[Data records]
____________

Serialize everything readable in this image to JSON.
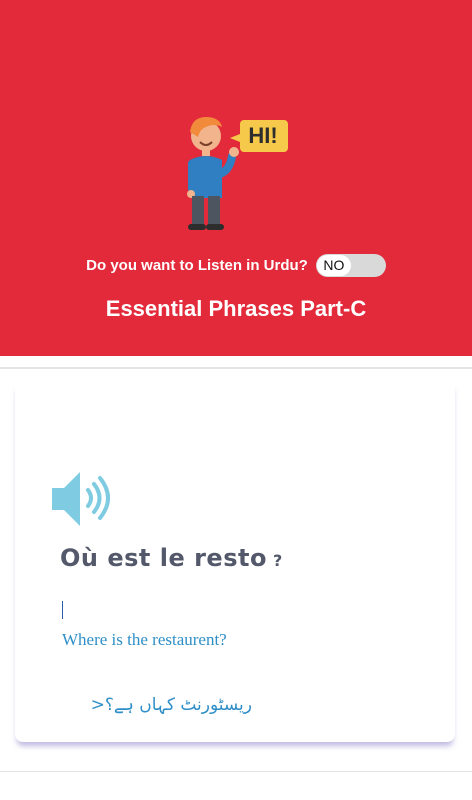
{
  "header": {
    "listen_prompt": "Do you want to Listen in Urdu?",
    "toggle_label": "NO",
    "title": "Essential Phrases Part-C",
    "bubble_text": "HI!"
  },
  "card": {
    "phrase_french": "Où est le resto",
    "question_mark": "?",
    "phrase_english": "Where is the restaurent?",
    "phrase_urdu": "ریسٹورنٹ کہاں ہے؟<"
  },
  "icons": {
    "mascot": "waving-man-icon",
    "speaker": "speaker-icon"
  },
  "colors": {
    "header_bg": "#e32a3a",
    "accent_blue": "#2e8fc8",
    "speaker_blue": "#7ecbe2",
    "toggle_off": "#d9d9d9"
  }
}
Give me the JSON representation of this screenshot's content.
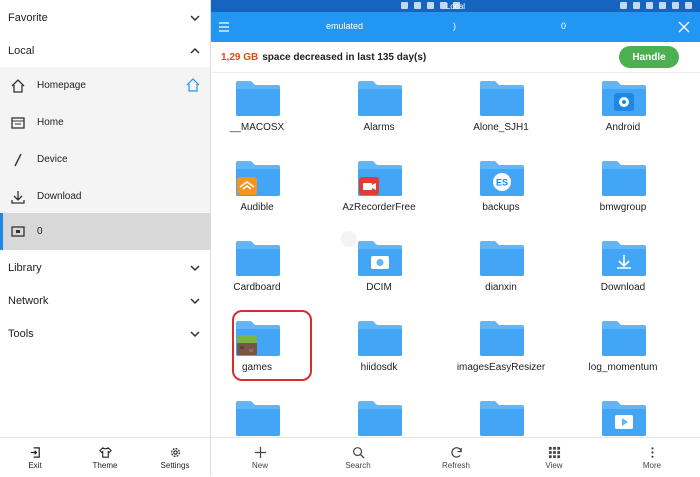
{
  "drawer": {
    "favorite": "Favorite",
    "local": "Local",
    "items": [
      {
        "label": "Homepage",
        "icon": "home-icon"
      },
      {
        "label": "Home",
        "icon": "folder-tabs-icon"
      },
      {
        "label": "Device",
        "icon": "slash-icon"
      },
      {
        "label": "Download",
        "icon": "download-icon"
      },
      {
        "label": "0",
        "icon": "storage-icon"
      }
    ],
    "library": "Library",
    "network": "Network",
    "tools": "Tools",
    "bottom": {
      "exit": "Exit",
      "theme": "Theme",
      "settings": "Settings"
    }
  },
  "statusbar": {
    "title": "Local"
  },
  "topbar": {
    "path": "emulated",
    "paren": ")",
    "count": "0"
  },
  "banner": {
    "amount": "1,29 GB",
    "message": "space decreased in last 135 day(s)",
    "button": "Handle"
  },
  "folders": [
    {
      "name": "__MACOSX"
    },
    {
      "name": "Alarms"
    },
    {
      "name": "Alone_SJH1"
    },
    {
      "name": "Android",
      "badge": "gear-badge-icon"
    },
    {
      "name": "Audible",
      "badge": "audible-app-icon"
    },
    {
      "name": "AzRecorderFree",
      "badge": "recorder-app-icon"
    },
    {
      "name": "backups",
      "badge": "es-badge-icon"
    },
    {
      "name": "bmwgroup"
    },
    {
      "name": "Cardboard"
    },
    {
      "name": "DCIM",
      "badge": "camera-badge-icon"
    },
    {
      "name": "dianxin"
    },
    {
      "name": "Download",
      "badge": "download-badge-icon"
    },
    {
      "name": "games",
      "badge": "minecraft-app-icon"
    },
    {
      "name": "hiidosdk"
    },
    {
      "name": "imagesEasyResizer"
    },
    {
      "name": "log_momentum"
    },
    {
      "name": ""
    },
    {
      "name": ""
    },
    {
      "name": ""
    },
    {
      "name": "",
      "badge": "video-badge-icon"
    }
  ],
  "bottombar": {
    "new": "New",
    "search": "Search",
    "refresh": "Refresh",
    "view": "View",
    "more": "More"
  },
  "colors": {
    "accent": "#2196f3",
    "status": "#1565c0",
    "folder": "#64b5f6",
    "handle": "#4caf50",
    "amount": "#e64a19",
    "highlight": "#d32f2f"
  }
}
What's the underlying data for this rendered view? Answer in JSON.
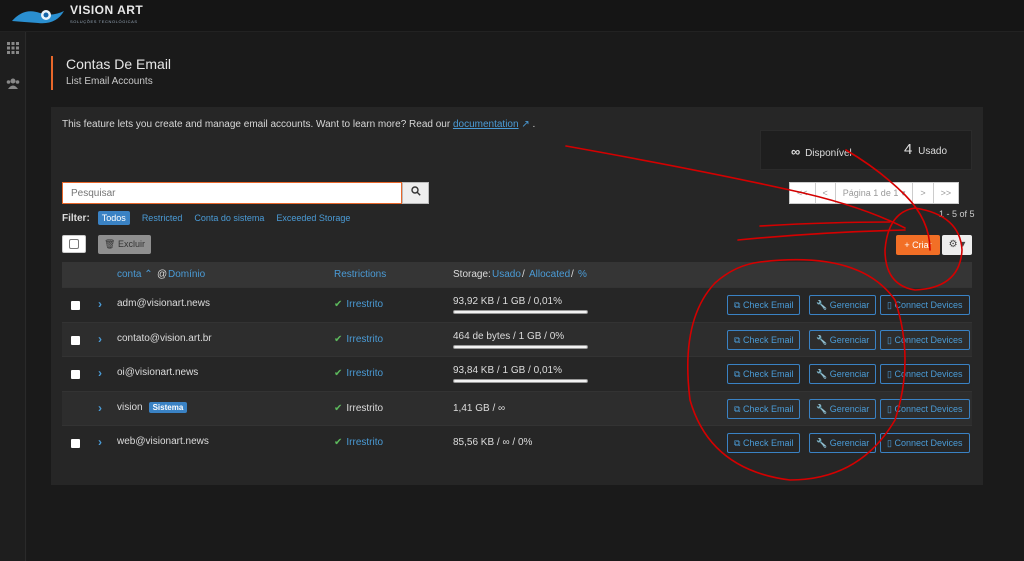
{
  "brand": {
    "name": "VISION ART",
    "tagline": "SOLUÇÕES TECNOLÓGICAS"
  },
  "page": {
    "title": "Contas De Email",
    "subtitle": "List Email Accounts"
  },
  "intro": {
    "text": "This feature lets you create and manage email accounts. Want to learn more? Read our",
    "link": "documentation",
    "suffix": "."
  },
  "stats": {
    "available_symbol": "∞",
    "available_label": "Disponível",
    "used_count": "4",
    "used_label": "Usado"
  },
  "search": {
    "placeholder": "Pesquisar"
  },
  "pager": {
    "first": "<<",
    "prev": "<",
    "page": "Página 1 de 1 ▾",
    "next": ">",
    "last": ">>",
    "info": "1 - 5 of 5"
  },
  "filter": {
    "label": "Filter:",
    "options": [
      "Todos",
      "Restricted",
      "Conta do sistema",
      "Exceeded Storage"
    ]
  },
  "toolbar": {
    "delete": "Excluir",
    "create": "+ Criar",
    "settings": "⚙ ▾"
  },
  "table": {
    "col_account": "conta ⌃",
    "col_at": "@",
    "col_domain": "Domínio",
    "col_restrictions": "Restrictions",
    "col_storage_label": "Storage:",
    "col_storage_used": "Usado",
    "col_storage_sep1": "/",
    "col_storage_alloc": "Allocated",
    "col_storage_sep2": "/",
    "col_storage_pct": "%",
    "actions": {
      "check": "Check Email",
      "manage": "Gerenciar",
      "devices": "Connect Devices"
    },
    "rows": [
      {
        "account": "adm@visionart.news",
        "restriction": "Irrestrito",
        "storage": "93,92 KB / 1 GB / 0,01%",
        "usage_fraction": 0.0001
      },
      {
        "account": "contato@vision.art.br",
        "restriction": "Irrestrito",
        "storage": "464 de bytes / 1 GB / 0%",
        "usage_fraction": 0
      },
      {
        "account": "oi@visionart.news",
        "restriction": "Irrestrito",
        "storage": "93,84 KB / 1 GB / 0,01%",
        "usage_fraction": 0.0001
      },
      {
        "account": "vision",
        "badge": "Sistema",
        "restriction": "Irrestrito",
        "storage": "1,41 GB / ∞"
      },
      {
        "account": "web@visionart.news",
        "restriction": "Irrestrito",
        "storage": "85,56 KB / ∞ / 0%"
      }
    ]
  },
  "colors": {
    "accent": "#f26f26",
    "link": "#4a9bd6",
    "annotation": "#d40000"
  },
  "icons": {
    "side1": "grid-icon",
    "side2": "users-icon",
    "search": "search-icon"
  }
}
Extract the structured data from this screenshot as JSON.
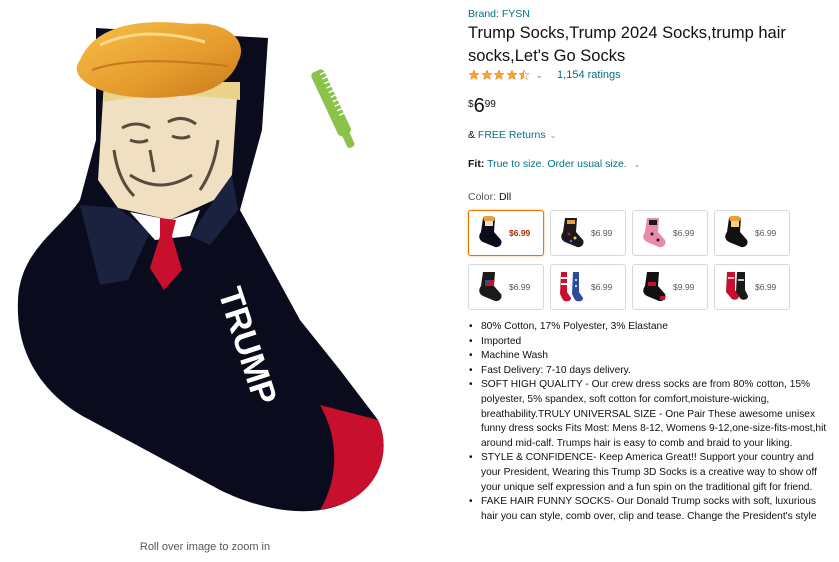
{
  "image": {
    "alt": "Black sock with Trump face and fake orange hair, red tie, TRUMP lettering, and a green comb",
    "zoom_caption": "Roll over image to zoom in"
  },
  "product": {
    "brand": "Brand: FYSN",
    "title": "Trump Socks,Trump 2024 Socks,trump hair socks,Let's Go Socks",
    "rating_stars": 4.5,
    "ratings_count": "1,154 ratings",
    "price": {
      "symbol": "$",
      "whole": "6",
      "fraction": "99"
    },
    "returns": {
      "prefix": "& ",
      "link": "FREE Returns"
    },
    "fit": {
      "label": "Fit:",
      "value": "True to size. Order usual size."
    },
    "color": {
      "label": "Color:",
      "value": "Dll"
    }
  },
  "swatches": [
    {
      "price": "$6.99",
      "selected": true
    },
    {
      "price": "$6.99",
      "selected": false
    },
    {
      "price": "$6.99",
      "selected": false
    },
    {
      "price": "$6.99",
      "selected": false
    },
    {
      "price": "$6.99",
      "selected": false
    },
    {
      "price": "$6.99",
      "selected": false
    },
    {
      "price": "$9.99",
      "selected": false
    },
    {
      "price": "$6.99",
      "selected": false
    }
  ],
  "bullets": [
    "80% Cotton, 17% Polyester, 3% Elastane",
    "Imported",
    "Machine Wash",
    "Fast Delivery: 7-10 days delivery.",
    "SOFT HIGH QUALITY - Our crew dress socks are from 80% cotton, 15% polyester, 5% spandex, soft cotton for comfort,moisture-wicking, breathability.TRULY UNIVERSAL SIZE - One Pair These awesome unisex funny dress socks Fits Most: Mens 8-12, Womens 9-12,one-size-fits-most,hit around mid-calf. Trumps hair is easy to comb and braid to your liking.",
    "STYLE & CONFIDENCE- Keep America Great!! Support your country and your President, Wearing this Trump 3D Socks is a creative way to show off your unique self expression and a fun spin on the traditional gift for friend.",
    "FAKE HAIR FUNNY SOCKS- Our Donald Trump socks with soft, luxurious hair you can style, comb over, clip and tease. Change the President's style"
  ],
  "colors": {
    "link": "#007185",
    "star": "#ffa41c",
    "price_red": "#b12704",
    "selected_border": "#e77600",
    "sock_black": "#0b0b1e",
    "sock_red": "#c8102e",
    "hair_orange": "#e8a13a",
    "comb_green": "#8bc34a"
  },
  "icons": {
    "star": "star-icon",
    "chevron": "chevron-down-icon"
  }
}
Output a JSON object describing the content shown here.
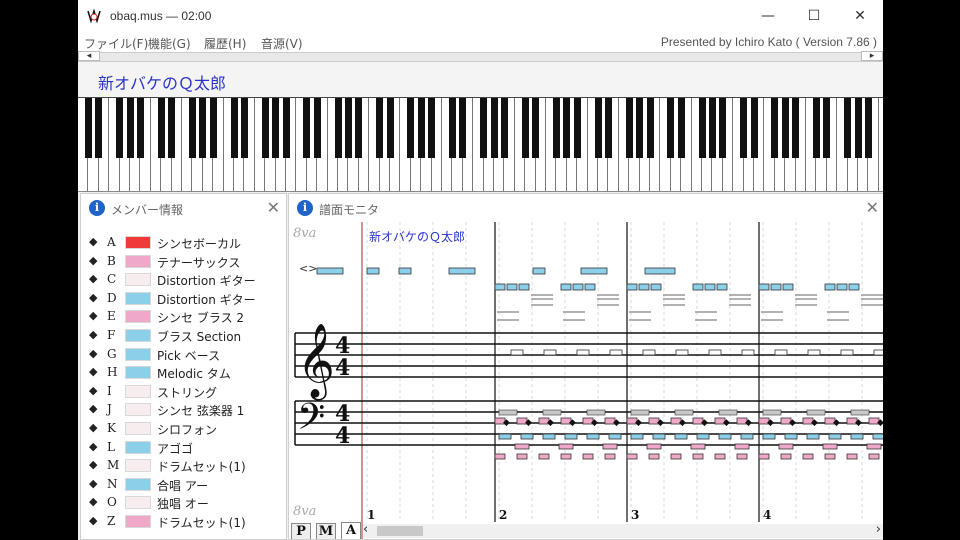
{
  "window": {
    "title": "obaq.mus — 02:00",
    "minimize_glyph": "—",
    "maximize_glyph": "☐",
    "close_glyph": "✕"
  },
  "menu": {
    "items": [
      "ファイル(F)",
      "機能(G)",
      "履歴(H)",
      "音源(V)"
    ],
    "credit": "Presented by Ichiro Kato ( Version 7.86 )"
  },
  "scroll": {
    "left_glyph": "◂",
    "right_glyph": "▸"
  },
  "song": {
    "title": "新オバケのＱ太郎"
  },
  "member_panel": {
    "title": "メンバー情報",
    "icon": "info-icon",
    "close_glyph": "✕",
    "members": [
      {
        "letter": "A",
        "name": "シンセボーカル",
        "color": "#f03a3a"
      },
      {
        "letter": "B",
        "name": "テナーサックス",
        "color": "#f0a8c8"
      },
      {
        "letter": "C",
        "name": "Distortion ギター",
        "color": "#f7ecee"
      },
      {
        "letter": "D",
        "name": "Distortion ギター",
        "color": "#8ccfe8"
      },
      {
        "letter": "E",
        "name": "シンセ ブラス 2",
        "color": "#f0a8c8"
      },
      {
        "letter": "F",
        "name": "ブラス Section",
        "color": "#8ccfe8"
      },
      {
        "letter": "G",
        "name": "Pick ベース",
        "color": "#8ccfe8"
      },
      {
        "letter": "H",
        "name": "Melodic タム",
        "color": "#8ccfe8"
      },
      {
        "letter": "I",
        "name": "ストリング",
        "color": "#f7ecee"
      },
      {
        "letter": "J",
        "name": "シンセ 弦楽器 1",
        "color": "#f7ecee"
      },
      {
        "letter": "K",
        "name": "シロフォン",
        "color": "#f7ecee"
      },
      {
        "letter": "L",
        "name": "アゴゴ",
        "color": "#8ccfe8"
      },
      {
        "letter": "M",
        "name": "ドラムセット(1)",
        "color": "#f7ecee"
      },
      {
        "letter": "N",
        "name": "合唱 アー",
        "color": "#8ccfe8"
      },
      {
        "letter": "O",
        "name": "独唱 オー",
        "color": "#f7ecee"
      },
      {
        "letter": "Z",
        "name": "ドラムセット(1)",
        "color": "#f0a8c8"
      }
    ]
  },
  "score_panel": {
    "title": "譜面モニタ",
    "icon": "info-icon",
    "close_glyph": "✕",
    "ottava_top": "8va",
    "ottava_bottom": "8va",
    "marker": "<>",
    "treble_clef": "𝄞",
    "bass_clef": "𝄢",
    "time_signature_top": "4",
    "time_signature_bottom": "4",
    "song_title": "新オバケのＱ太郎",
    "measures": [
      "1",
      "2",
      "3",
      "4"
    ],
    "tabs": [
      "P",
      "M",
      "A"
    ],
    "active_tab": "A",
    "scroll_left_glyph": "‹",
    "scroll_right_glyph": "›"
  }
}
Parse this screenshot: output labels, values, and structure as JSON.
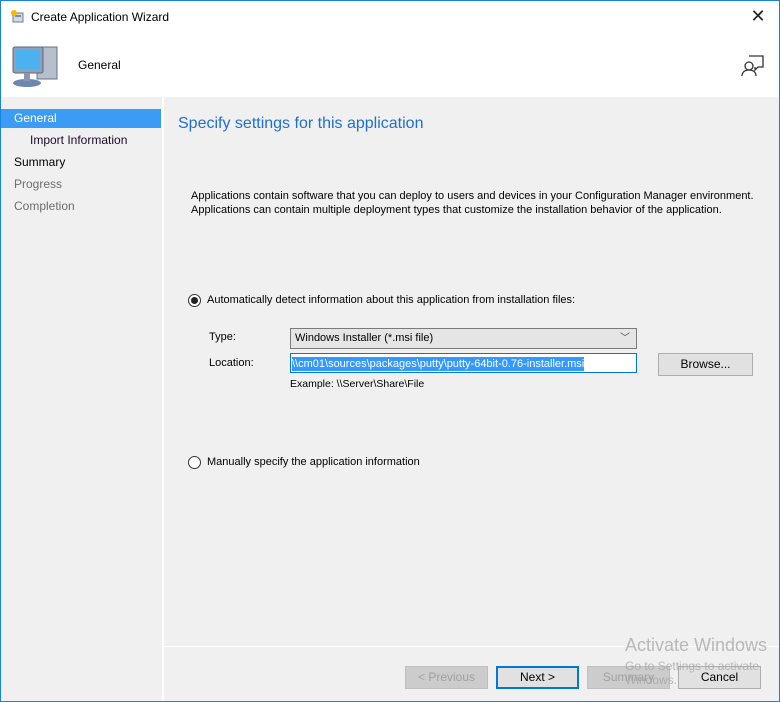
{
  "window": {
    "title": "Create Application Wizard"
  },
  "header": {
    "title": "General"
  },
  "nav": {
    "items": [
      {
        "label": "General",
        "state": "active"
      },
      {
        "label": "Import Information",
        "state": "sub"
      },
      {
        "label": "Summary",
        "state": "normal"
      },
      {
        "label": "Progress",
        "state": "disabled"
      },
      {
        "label": "Completion",
        "state": "disabled"
      }
    ]
  },
  "main": {
    "title": "Specify settings for this application",
    "description": [
      "Applications contain software that you can deploy to users and devices in your Configuration Manager environment.",
      "Applications can contain multiple deployment types that customize the installation behavior of the application."
    ],
    "auto_radio": {
      "label": "Automatically detect information about this application from installation files:",
      "checked": true
    },
    "type_label": "Type:",
    "type_value": "Windows Installer (*.msi file)",
    "location_label": "Location:",
    "location_value": "\\\\cm01\\sources\\packages\\putty\\putty-64bit-0.76-installer.msi",
    "browse": "Browse...",
    "example": "Example: \\\\Server\\Share\\File",
    "manual_radio": {
      "label": "Manually specify the application information",
      "checked": false
    }
  },
  "buttons": {
    "previous": "< Previous",
    "next": "Next >",
    "summary": "Summary",
    "cancel": "Cancel"
  },
  "watermark": {
    "line1": "Activate Windows",
    "line2": "Go to Settings to activate Windows."
  },
  "colors": {
    "accent": "#3c9cf5",
    "title_blue": "#1f6fd0",
    "border": "#1883d7"
  }
}
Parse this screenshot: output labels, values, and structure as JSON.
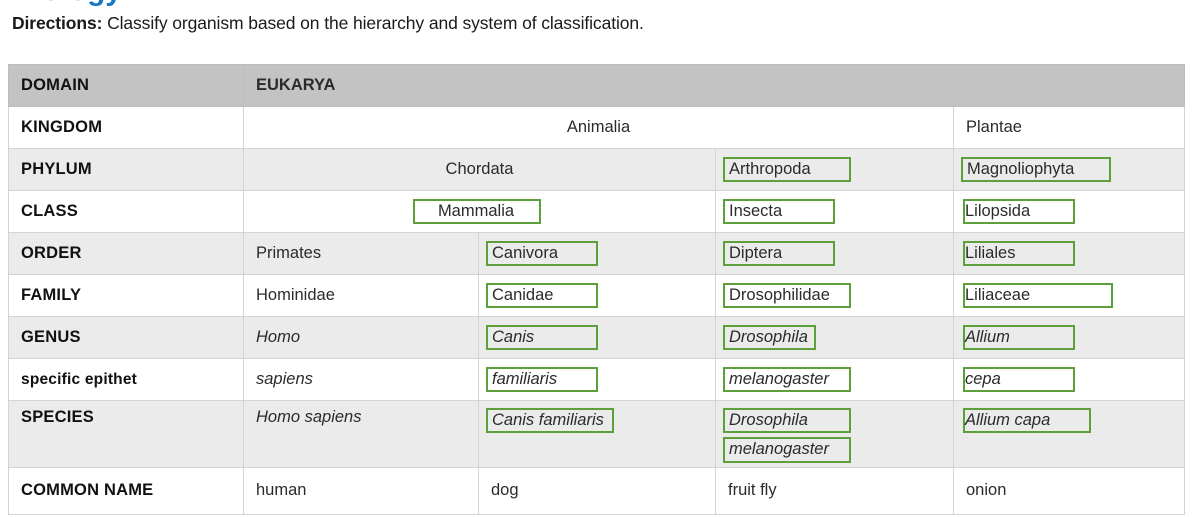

____________

Required task —
Look through the material and copy each line that has "screenshot".

Task result —
Give me the JSON representation of this screenshot's content.
Extract the structured data from this screenshot as JSON.
Parse this screenshot: output labels, values, and structure as JSON.
Parse this screenshot: output labels, values, and structure as JSON.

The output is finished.